STORED ROWS
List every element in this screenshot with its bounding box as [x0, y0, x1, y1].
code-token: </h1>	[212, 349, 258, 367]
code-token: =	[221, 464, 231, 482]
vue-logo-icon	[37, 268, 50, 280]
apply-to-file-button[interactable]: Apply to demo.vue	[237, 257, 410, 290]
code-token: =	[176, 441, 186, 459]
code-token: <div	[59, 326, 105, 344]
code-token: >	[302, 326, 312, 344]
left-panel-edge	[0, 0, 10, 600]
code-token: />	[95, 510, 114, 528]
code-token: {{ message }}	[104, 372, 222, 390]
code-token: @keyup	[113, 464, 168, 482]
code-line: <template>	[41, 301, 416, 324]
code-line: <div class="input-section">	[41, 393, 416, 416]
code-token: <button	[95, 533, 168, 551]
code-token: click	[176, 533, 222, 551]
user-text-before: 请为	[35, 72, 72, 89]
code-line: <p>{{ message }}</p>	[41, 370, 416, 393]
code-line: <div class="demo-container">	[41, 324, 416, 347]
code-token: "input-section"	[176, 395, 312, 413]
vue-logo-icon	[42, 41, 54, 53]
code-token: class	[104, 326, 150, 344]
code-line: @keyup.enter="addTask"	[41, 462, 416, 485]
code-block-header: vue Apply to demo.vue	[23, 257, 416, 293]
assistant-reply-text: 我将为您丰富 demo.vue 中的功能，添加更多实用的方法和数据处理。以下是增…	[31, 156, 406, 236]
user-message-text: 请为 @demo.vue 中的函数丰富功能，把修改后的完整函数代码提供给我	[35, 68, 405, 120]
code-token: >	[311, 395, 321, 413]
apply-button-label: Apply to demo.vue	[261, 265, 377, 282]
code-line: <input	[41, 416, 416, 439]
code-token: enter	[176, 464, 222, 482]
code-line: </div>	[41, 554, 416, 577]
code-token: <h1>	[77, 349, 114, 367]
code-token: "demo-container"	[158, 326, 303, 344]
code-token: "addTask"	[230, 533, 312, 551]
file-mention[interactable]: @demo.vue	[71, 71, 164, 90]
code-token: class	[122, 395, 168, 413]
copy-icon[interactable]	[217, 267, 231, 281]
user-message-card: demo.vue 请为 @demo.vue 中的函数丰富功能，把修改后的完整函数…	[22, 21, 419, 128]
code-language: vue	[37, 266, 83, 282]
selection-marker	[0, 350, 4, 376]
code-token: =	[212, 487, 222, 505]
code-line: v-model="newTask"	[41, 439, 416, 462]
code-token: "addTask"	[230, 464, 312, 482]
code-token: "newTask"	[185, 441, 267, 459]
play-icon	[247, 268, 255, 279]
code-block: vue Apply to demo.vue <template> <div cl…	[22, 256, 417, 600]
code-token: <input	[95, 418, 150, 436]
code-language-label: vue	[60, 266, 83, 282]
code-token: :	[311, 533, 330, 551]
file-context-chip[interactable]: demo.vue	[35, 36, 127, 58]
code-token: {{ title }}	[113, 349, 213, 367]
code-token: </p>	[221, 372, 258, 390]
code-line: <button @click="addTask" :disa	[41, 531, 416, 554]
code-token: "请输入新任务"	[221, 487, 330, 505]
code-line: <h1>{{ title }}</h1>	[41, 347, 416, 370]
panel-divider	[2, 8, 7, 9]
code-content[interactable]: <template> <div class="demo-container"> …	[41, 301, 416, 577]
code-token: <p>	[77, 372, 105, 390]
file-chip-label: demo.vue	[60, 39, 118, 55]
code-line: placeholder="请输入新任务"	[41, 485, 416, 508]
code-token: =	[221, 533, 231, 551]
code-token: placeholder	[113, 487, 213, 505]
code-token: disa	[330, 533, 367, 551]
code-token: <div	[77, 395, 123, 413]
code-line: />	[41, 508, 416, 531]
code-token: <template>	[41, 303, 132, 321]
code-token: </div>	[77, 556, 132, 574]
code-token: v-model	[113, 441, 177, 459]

GIVEN REQUEST
Retype every line of the records above, character for character, changing nothing.

TASK OUTPUT
List every element in this screenshot with its bounding box as [x0, y0, x1, y1].
code-token: </h1>	[212, 349, 258, 367]
code-token: =	[221, 464, 231, 482]
vue-logo-icon	[37, 268, 50, 280]
apply-to-file-button[interactable]: Apply to demo.vue	[237, 257, 410, 290]
code-token: =	[176, 441, 186, 459]
code-token: <div	[59, 326, 105, 344]
code-token: >	[302, 326, 312, 344]
left-panel-edge	[0, 0, 10, 600]
code-token: />	[95, 510, 114, 528]
code-token: {{ message }}	[104, 372, 222, 390]
code-token: @keyup	[113, 464, 168, 482]
code-line: <template>	[41, 301, 416, 324]
code-line: <div class="input-section">	[41, 393, 416, 416]
code-token: <button	[95, 533, 168, 551]
code-token: click	[176, 533, 222, 551]
user-text-before: 请为	[35, 72, 72, 89]
code-line: <p>{{ message }}</p>	[41, 370, 416, 393]
code-line: <div class="demo-container">	[41, 324, 416, 347]
code-token: "input-section"	[176, 395, 312, 413]
vue-logo-icon	[42, 41, 54, 53]
code-token: class	[104, 326, 150, 344]
code-line: @keyup.enter="addTask"	[41, 462, 416, 485]
code-block-header: vue Apply to demo.vue	[23, 257, 416, 293]
assistant-reply-text: 我将为您丰富 demo.vue 中的功能，添加更多实用的方法和数据处理。以下是增…	[31, 156, 406, 236]
user-message-text: 请为 @demo.vue 中的函数丰富功能，把修改后的完整函数代码提供给我	[35, 68, 405, 120]
code-token: >	[311, 395, 321, 413]
apply-button-label: Apply to demo.vue	[261, 265, 377, 282]
code-line: <input	[41, 416, 416, 439]
code-token: enter	[176, 464, 222, 482]
code-line: </div>	[41, 554, 416, 577]
code-token: <h1>	[77, 349, 114, 367]
code-token: "demo-container"	[158, 326, 303, 344]
code-token: "addTask"	[230, 533, 312, 551]
file-mention[interactable]: @demo.vue	[71, 71, 164, 90]
code-token: class	[122, 395, 168, 413]
copy-icon[interactable]	[217, 267, 231, 281]
user-message-card: demo.vue 请为 @demo.vue 中的函数丰富功能，把修改后的完整函数…	[22, 21, 419, 128]
code-language: vue	[37, 266, 83, 282]
selection-marker	[0, 350, 4, 376]
code-token: =	[212, 487, 222, 505]
code-line: v-model="newTask"	[41, 439, 416, 462]
code-token: "addTask"	[230, 464, 312, 482]
code-token: "newTask"	[185, 441, 267, 459]
play-icon	[247, 268, 255, 279]
code-block: vue Apply to demo.vue <template> <div cl…	[22, 256, 417, 600]
code-token: <input	[95, 418, 150, 436]
code-language-label: vue	[60, 266, 83, 282]
code-token: :	[311, 533, 330, 551]
file-context-chip[interactable]: demo.vue	[35, 36, 127, 58]
code-token: {{ title }}	[113, 349, 213, 367]
code-token: </p>	[221, 372, 258, 390]
code-line: <button @click="addTask" :disa	[41, 531, 416, 554]
code-token: "请输入新任务"	[221, 487, 330, 505]
code-line: <h1>{{ title }}</h1>	[41, 347, 416, 370]
panel-divider	[2, 8, 7, 9]
code-content[interactable]: <template> <div class="demo-container"> …	[41, 301, 416, 577]
code-token: <p>	[77, 372, 105, 390]
file-chip-label: demo.vue	[60, 39, 118, 55]
code-line: placeholder="请输入新任务"	[41, 485, 416, 508]
code-token: =	[221, 533, 231, 551]
code-token: placeholder	[113, 487, 213, 505]
code-token: disa	[330, 533, 367, 551]
code-token: <div	[77, 395, 123, 413]
code-line: />	[41, 508, 416, 531]
code-token: <template>	[41, 303, 132, 321]
code-token: </div>	[77, 556, 132, 574]
code-token: v-model	[113, 441, 177, 459]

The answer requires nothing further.